Reproduce every entry below precisely; do not include the pictures.

Entries shown>
::::::::::

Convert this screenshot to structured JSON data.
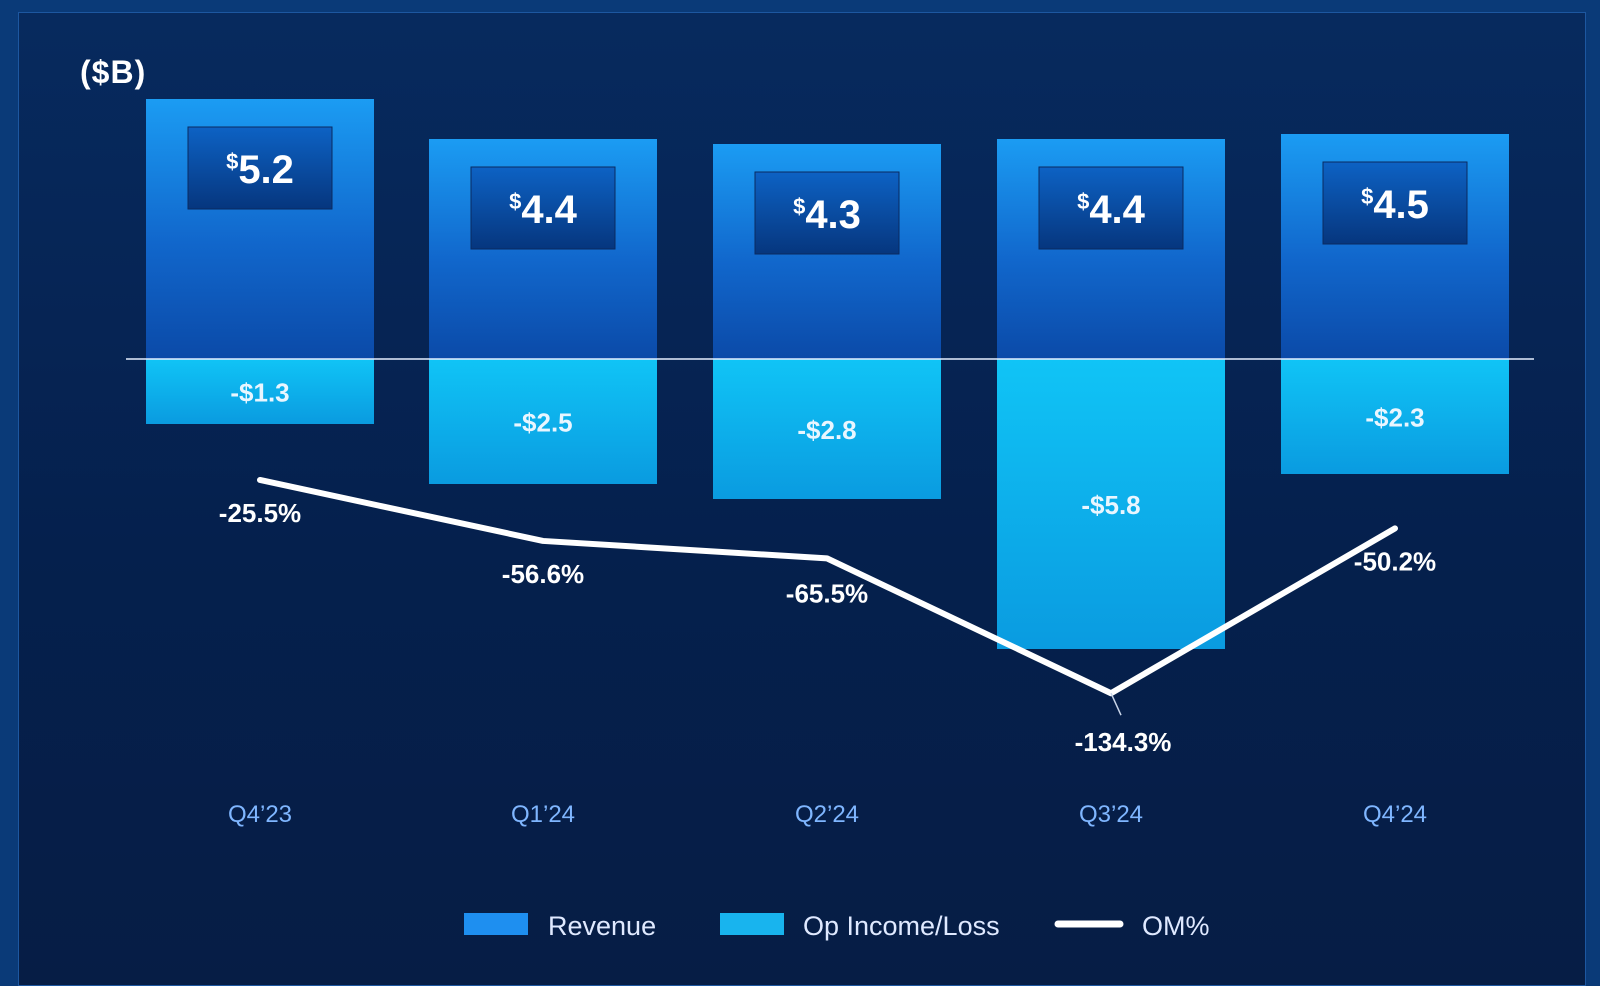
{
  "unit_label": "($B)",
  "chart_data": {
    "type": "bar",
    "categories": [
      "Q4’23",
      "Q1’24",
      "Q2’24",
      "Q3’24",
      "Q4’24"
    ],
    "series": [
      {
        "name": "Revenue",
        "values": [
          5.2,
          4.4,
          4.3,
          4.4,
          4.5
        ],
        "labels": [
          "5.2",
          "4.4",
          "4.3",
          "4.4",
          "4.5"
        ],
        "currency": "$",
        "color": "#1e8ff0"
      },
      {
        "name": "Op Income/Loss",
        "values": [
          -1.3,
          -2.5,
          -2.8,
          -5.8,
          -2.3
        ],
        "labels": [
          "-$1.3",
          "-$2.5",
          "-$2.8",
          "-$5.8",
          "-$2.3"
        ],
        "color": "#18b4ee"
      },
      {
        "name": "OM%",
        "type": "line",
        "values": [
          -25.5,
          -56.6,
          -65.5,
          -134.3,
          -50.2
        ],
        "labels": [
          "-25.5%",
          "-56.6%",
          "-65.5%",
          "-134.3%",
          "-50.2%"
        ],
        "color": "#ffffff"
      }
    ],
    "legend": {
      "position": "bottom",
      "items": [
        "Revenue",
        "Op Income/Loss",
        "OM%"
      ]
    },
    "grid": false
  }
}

::::::::::

Written solution>
Convert this screenshot to structured JSON data.
{
  "unit_label": "($B)",
  "chart_data": {
    "type": "bar",
    "categories": [
      "Q4’23",
      "Q1’24",
      "Q2’24",
      "Q3’24",
      "Q4’24"
    ],
    "series": [
      {
        "name": "Revenue",
        "values": [
          5.2,
          4.4,
          4.3,
          4.4,
          4.5
        ],
        "labels": [
          "5.2",
          "4.4",
          "4.3",
          "4.4",
          "4.5"
        ],
        "currency": "$",
        "color": "#1e8ff0"
      },
      {
        "name": "Op Income/Loss",
        "values": [
          -1.3,
          -2.5,
          -2.8,
          -5.8,
          -2.3
        ],
        "labels": [
          "-$1.3",
          "-$2.5",
          "-$2.8",
          "-$5.8",
          "-$2.3"
        ],
        "color": "#18b4ee"
      },
      {
        "name": "OM%",
        "type": "line",
        "values": [
          -25.5,
          -56.6,
          -65.5,
          -134.3,
          -50.2
        ],
        "labels": [
          "-25.5%",
          "-56.6%",
          "-65.5%",
          "-134.3%",
          "-50.2%"
        ],
        "color": "#ffffff"
      }
    ],
    "legend": {
      "position": "bottom",
      "items": [
        "Revenue",
        "Op Income/Loss",
        "OM%"
      ]
    },
    "grid": false
  }
}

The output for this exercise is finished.